(Stored data)
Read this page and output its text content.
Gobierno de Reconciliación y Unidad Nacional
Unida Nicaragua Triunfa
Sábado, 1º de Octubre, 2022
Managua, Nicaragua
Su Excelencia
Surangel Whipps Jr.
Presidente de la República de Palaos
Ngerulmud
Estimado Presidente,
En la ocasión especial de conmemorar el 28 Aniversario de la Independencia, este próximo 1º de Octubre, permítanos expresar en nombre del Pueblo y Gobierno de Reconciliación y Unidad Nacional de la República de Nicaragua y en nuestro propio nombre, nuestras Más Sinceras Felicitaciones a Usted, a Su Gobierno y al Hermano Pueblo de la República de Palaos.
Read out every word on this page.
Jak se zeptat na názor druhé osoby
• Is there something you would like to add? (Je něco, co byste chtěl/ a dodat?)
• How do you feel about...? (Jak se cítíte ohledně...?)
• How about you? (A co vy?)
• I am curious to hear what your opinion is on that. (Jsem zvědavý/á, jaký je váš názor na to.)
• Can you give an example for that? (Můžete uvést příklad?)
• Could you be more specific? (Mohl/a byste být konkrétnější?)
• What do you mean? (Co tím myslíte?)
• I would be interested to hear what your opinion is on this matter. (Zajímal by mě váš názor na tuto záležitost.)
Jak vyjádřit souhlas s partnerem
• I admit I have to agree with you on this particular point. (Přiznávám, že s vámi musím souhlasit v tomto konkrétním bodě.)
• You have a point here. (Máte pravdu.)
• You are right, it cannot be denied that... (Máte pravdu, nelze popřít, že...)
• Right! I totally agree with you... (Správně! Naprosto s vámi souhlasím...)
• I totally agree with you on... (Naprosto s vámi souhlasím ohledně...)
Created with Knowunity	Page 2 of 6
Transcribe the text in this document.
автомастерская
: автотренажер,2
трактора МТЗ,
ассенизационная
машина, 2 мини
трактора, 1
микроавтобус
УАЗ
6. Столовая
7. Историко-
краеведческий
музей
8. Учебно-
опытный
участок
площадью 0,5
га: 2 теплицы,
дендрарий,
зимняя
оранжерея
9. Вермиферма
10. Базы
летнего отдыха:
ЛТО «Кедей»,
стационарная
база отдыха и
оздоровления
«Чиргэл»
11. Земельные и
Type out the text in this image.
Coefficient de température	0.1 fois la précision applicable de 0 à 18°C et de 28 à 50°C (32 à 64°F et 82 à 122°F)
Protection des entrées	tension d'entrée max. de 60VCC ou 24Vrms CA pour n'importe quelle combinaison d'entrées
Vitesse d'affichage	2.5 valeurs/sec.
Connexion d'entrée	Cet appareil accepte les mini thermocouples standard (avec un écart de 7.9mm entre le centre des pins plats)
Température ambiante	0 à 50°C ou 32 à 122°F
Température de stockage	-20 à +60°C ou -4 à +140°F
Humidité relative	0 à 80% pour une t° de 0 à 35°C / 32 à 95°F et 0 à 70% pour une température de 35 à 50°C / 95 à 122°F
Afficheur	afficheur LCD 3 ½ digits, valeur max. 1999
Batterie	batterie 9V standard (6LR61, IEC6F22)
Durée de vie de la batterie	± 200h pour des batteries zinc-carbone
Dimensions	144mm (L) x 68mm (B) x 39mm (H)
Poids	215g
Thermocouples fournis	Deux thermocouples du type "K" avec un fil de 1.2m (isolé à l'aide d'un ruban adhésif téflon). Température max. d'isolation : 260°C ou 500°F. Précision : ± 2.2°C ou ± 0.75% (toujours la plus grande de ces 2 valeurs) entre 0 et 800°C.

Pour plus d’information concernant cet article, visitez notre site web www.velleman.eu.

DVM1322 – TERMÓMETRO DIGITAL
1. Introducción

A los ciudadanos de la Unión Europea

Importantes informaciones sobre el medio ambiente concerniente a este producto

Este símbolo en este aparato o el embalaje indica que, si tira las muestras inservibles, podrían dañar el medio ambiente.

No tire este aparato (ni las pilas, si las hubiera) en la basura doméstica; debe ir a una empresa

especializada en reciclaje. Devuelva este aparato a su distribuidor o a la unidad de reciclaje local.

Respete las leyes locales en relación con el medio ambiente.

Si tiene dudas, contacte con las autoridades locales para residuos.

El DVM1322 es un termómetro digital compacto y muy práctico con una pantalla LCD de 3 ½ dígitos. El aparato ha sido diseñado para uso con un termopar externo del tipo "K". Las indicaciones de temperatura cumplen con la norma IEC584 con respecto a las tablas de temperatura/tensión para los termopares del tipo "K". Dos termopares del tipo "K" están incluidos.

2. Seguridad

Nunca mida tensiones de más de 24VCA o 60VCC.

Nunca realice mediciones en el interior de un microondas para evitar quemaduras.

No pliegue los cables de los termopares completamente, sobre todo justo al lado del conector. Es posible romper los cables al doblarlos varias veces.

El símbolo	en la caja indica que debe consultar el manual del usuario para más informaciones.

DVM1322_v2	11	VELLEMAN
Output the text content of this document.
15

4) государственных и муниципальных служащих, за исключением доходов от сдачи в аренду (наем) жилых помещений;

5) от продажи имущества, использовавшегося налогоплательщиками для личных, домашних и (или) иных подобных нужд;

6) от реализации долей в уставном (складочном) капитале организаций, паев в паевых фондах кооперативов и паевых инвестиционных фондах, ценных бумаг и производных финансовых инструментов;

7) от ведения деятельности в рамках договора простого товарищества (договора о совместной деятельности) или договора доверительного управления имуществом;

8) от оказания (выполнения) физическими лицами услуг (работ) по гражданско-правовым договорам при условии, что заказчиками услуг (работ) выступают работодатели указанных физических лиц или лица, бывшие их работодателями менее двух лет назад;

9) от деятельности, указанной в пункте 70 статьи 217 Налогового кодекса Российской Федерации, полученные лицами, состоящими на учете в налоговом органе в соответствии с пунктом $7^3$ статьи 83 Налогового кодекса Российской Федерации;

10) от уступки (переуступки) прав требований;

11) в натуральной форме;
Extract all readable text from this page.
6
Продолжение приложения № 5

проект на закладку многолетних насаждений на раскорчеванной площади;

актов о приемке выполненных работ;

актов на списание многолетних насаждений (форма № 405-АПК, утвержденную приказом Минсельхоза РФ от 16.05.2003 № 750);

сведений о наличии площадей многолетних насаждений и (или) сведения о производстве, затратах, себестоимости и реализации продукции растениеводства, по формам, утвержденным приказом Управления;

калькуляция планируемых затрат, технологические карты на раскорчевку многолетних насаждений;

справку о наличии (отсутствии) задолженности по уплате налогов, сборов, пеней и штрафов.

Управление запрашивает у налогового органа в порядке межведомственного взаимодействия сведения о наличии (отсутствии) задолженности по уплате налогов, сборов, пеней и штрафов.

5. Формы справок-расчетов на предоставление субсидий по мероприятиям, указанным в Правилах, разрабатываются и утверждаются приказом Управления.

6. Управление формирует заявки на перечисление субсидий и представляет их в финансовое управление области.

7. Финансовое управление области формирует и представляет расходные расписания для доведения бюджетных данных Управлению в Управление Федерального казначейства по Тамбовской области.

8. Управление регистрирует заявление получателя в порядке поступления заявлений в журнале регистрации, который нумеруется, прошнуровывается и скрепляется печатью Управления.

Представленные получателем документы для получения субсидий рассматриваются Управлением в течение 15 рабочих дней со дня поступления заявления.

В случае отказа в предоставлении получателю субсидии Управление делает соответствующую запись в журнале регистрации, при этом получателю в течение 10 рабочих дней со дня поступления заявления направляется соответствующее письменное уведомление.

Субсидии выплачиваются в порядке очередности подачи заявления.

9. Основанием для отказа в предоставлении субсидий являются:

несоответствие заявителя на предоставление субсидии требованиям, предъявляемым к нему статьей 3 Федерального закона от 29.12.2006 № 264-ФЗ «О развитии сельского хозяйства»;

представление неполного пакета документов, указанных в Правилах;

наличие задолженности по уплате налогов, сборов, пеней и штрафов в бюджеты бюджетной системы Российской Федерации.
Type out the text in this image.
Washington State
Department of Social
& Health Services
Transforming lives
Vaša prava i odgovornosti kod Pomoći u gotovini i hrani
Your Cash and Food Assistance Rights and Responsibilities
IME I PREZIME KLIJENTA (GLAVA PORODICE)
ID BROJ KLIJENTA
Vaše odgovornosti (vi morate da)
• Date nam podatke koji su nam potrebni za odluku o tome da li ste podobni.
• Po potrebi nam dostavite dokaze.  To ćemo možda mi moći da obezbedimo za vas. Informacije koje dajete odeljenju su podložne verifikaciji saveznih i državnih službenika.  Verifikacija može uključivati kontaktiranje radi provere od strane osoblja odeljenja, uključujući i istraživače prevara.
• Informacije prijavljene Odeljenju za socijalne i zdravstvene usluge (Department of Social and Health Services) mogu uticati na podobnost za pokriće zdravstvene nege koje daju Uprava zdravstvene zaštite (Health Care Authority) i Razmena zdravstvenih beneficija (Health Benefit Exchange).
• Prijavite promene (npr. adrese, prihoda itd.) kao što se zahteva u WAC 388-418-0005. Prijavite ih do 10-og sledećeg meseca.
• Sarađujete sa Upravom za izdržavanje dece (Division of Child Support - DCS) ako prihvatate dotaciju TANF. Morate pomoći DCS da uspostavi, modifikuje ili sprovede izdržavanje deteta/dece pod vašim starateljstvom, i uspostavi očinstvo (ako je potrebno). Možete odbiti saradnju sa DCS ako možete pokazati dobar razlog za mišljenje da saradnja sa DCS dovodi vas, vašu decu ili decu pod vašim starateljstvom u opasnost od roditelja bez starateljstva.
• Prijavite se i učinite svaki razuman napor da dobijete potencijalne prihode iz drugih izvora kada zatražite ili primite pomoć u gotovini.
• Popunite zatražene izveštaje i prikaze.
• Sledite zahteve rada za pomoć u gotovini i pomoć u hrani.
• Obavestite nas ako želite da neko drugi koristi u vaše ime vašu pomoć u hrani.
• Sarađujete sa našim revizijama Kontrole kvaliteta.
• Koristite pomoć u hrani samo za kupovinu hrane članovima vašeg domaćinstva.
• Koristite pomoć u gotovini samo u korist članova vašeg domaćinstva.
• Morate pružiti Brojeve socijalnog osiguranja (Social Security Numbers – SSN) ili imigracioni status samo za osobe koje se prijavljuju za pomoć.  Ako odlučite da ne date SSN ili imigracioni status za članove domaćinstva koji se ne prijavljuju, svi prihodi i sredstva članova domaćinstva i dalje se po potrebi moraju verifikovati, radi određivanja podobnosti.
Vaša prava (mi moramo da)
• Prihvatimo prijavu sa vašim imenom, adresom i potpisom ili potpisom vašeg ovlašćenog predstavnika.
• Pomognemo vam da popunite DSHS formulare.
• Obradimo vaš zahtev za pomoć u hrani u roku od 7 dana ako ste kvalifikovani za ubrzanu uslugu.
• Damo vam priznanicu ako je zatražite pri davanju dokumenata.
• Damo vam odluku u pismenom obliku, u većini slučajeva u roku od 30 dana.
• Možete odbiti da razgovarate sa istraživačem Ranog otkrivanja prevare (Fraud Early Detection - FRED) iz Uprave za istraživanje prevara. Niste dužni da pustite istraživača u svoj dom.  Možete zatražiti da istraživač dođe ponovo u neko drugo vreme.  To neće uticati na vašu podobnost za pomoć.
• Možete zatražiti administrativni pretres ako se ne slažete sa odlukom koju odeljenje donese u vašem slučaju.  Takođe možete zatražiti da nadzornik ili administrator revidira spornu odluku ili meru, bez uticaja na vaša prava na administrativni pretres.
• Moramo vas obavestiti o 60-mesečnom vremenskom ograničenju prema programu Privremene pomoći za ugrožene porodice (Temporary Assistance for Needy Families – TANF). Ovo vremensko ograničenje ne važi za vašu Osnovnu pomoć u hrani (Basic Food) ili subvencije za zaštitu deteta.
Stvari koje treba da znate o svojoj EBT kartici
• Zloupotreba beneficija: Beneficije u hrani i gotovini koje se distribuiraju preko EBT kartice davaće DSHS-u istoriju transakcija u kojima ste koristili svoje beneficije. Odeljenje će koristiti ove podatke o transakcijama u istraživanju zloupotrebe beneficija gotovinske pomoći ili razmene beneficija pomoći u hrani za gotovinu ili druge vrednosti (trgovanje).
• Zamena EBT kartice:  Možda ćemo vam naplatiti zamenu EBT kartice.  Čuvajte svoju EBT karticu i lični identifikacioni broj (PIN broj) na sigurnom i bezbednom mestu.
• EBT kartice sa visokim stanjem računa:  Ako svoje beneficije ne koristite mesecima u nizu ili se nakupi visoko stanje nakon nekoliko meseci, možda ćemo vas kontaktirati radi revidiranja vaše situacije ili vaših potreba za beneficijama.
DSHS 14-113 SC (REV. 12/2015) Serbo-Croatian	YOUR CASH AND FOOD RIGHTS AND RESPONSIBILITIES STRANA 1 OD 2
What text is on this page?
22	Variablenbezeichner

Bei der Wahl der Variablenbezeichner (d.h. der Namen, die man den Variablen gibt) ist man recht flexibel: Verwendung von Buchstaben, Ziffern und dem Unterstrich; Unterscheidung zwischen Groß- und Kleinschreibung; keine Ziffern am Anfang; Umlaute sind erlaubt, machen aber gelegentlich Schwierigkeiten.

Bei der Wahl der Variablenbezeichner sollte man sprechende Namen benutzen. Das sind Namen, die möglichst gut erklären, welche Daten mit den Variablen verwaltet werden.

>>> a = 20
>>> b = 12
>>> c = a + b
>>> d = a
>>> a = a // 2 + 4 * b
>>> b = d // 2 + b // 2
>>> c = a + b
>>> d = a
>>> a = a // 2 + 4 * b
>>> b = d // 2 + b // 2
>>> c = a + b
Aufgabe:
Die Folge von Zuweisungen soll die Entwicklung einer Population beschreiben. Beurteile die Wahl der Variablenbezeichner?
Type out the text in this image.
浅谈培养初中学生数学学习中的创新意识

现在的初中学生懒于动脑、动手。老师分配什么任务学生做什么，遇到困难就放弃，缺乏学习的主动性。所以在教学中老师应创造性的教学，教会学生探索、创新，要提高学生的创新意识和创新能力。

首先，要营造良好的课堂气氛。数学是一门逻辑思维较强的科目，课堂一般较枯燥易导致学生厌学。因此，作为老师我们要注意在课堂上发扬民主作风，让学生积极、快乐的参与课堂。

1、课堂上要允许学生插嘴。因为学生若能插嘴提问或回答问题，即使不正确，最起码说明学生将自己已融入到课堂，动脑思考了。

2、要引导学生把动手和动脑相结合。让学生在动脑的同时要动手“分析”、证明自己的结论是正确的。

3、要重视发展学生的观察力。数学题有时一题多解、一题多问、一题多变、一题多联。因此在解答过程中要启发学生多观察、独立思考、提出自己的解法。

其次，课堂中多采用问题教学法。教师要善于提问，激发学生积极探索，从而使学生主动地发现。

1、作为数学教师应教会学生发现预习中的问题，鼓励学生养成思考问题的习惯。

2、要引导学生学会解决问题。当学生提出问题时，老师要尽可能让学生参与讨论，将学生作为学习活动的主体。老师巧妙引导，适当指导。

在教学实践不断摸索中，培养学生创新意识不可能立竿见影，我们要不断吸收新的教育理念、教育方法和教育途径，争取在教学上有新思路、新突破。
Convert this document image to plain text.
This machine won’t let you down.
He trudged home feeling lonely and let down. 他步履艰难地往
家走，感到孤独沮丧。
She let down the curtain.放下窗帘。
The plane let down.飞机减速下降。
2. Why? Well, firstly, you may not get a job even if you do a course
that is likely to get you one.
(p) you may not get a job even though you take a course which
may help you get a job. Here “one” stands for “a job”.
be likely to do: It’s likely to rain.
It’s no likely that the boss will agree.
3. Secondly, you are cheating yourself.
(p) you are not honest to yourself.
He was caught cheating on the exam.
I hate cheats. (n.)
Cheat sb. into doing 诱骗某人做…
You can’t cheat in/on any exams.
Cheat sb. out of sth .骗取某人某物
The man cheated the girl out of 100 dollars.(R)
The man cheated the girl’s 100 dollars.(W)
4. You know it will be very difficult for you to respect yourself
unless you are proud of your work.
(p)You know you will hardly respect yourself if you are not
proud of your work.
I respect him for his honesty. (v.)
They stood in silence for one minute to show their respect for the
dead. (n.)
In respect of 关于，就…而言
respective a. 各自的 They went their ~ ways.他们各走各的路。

PROBLEM STATEMENT >>
Identify the lines of the data that contain the word "cheating". Copy each of them.

WRITTEN RESPONSE >>
3. Secondly, you are cheating yourself.
He was caught cheating on the exam.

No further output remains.